DIRECTIONS FOR THIS TASK
Write out each line beneath this one exactly as it reads.

========================================

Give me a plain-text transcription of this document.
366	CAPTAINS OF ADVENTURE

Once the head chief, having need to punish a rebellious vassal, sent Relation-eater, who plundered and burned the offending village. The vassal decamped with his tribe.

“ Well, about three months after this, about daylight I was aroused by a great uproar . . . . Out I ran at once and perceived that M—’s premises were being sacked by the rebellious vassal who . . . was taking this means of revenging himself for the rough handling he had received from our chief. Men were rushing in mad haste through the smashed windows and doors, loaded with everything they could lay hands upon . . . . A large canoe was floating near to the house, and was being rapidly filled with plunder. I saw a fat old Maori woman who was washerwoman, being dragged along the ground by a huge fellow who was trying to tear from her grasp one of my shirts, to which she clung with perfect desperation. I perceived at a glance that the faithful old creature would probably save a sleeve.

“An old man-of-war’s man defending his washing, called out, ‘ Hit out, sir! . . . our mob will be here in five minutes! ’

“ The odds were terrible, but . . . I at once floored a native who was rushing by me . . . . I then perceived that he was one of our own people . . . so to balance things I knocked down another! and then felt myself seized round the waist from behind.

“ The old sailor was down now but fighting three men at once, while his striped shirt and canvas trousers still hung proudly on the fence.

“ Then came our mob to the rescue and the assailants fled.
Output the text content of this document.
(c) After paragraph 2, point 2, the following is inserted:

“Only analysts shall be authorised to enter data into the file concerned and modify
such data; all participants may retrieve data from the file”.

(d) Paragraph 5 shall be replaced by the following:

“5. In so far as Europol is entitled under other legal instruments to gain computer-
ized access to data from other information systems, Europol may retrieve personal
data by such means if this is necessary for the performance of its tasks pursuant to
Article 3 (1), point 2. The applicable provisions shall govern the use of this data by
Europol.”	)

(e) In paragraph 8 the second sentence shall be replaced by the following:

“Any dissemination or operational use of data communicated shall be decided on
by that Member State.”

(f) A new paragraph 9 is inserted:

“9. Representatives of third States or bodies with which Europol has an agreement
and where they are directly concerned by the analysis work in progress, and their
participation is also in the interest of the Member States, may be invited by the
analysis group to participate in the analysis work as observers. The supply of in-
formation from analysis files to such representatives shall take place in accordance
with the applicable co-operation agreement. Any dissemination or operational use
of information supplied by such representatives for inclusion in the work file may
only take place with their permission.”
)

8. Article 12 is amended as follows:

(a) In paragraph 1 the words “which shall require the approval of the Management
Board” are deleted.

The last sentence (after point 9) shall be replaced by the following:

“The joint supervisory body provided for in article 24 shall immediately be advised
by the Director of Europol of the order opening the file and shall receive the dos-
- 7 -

========================================

FULL SOLUTION
Give me a plain-text transcription of this document.
366	CAPTAINS OF ADVENTURE

Once the head chief, having need to punish a rebellious vassal, sent Relation-eater, who plundered and burned the offending village. The vassal decamped with his tribe.

“ Well, about three months after this, about daylight I was aroused by a great uproar . . . . Out I ran at once and perceived that M—’s premises were being sacked by the rebellious vassal who . . . was taking this means of revenging himself for the rough handling he had received from our chief. Men were rushing in mad haste through the smashed windows and doors, loaded with everything they could lay hands upon . . . . A large canoe was floating near to the house, and was being rapidly filled with plunder. I saw a fat old Maori woman who was washerwoman, being dragged along the ground by a huge fellow who was trying to tear from her grasp one of my shirts, to which she clung with perfect desperation. I perceived at a glance that the faithful old creature would probably save a sleeve.

“An old man-of-war’s man defending his washing, called out, ‘ Hit out, sir! . . . our mob will be here in five minutes! ’

“ The odds were terrible, but . . . I at once floored a native who was rushing by me . . . . I then perceived that he was one of our own people . . . so to balance things I knocked down another! and then felt myself seized round the waist from behind.

“ The old sailor was down now but fighting three men at once, while his striped shirt and canvas trousers still hung proudly on the fence.

“ Then came our mob to the rescue and the assailants fled.
Output the text content of this document.
(c) After paragraph 2, point 2, the following is inserted:

“Only analysts shall be authorised to enter data into the file concerned and modify
such data; all participants may retrieve data from the file”.

(d) Paragraph 5 shall be replaced by the following:

“5. In so far as Europol is entitled under other legal instruments to gain computer-
ized access to data from other information systems, Europol may retrieve personal
data by such means if this is necessary for the performance of its tasks pursuant to
Article 3 (1), point 2. The applicable provisions shall govern the use of this data by
Europol.”	)

(e) In paragraph 8 the second sentence shall be replaced by the following:

“Any dissemination or operational use of data communicated shall be decided on
by that Member State.”

(f) A new paragraph 9 is inserted:

“9. Representatives of third States or bodies with which Europol has an agreement
and where they are directly concerned by the analysis work in progress, and their
participation is also in the interest of the Member States, may be invited by the
analysis group to participate in the analysis work as observers. The supply of in-
formation from analysis files to such representatives shall take place in accordance
with the applicable co-operation agreement. Any dissemination or operational use
of information supplied by such representatives for inclusion in the work file may
only take place with their permission.”
)

8. Article 12 is amended as follows:

(a) In paragraph 1 the words “which shall require the approval of the Management
Board” are deleted.

The last sentence (after point 9) shall be replaced by the following:

“The joint supervisory body provided for in article 24 shall immediately be advised
by the Director of Europol of the order opening the file and shall receive the dos-
- 7 -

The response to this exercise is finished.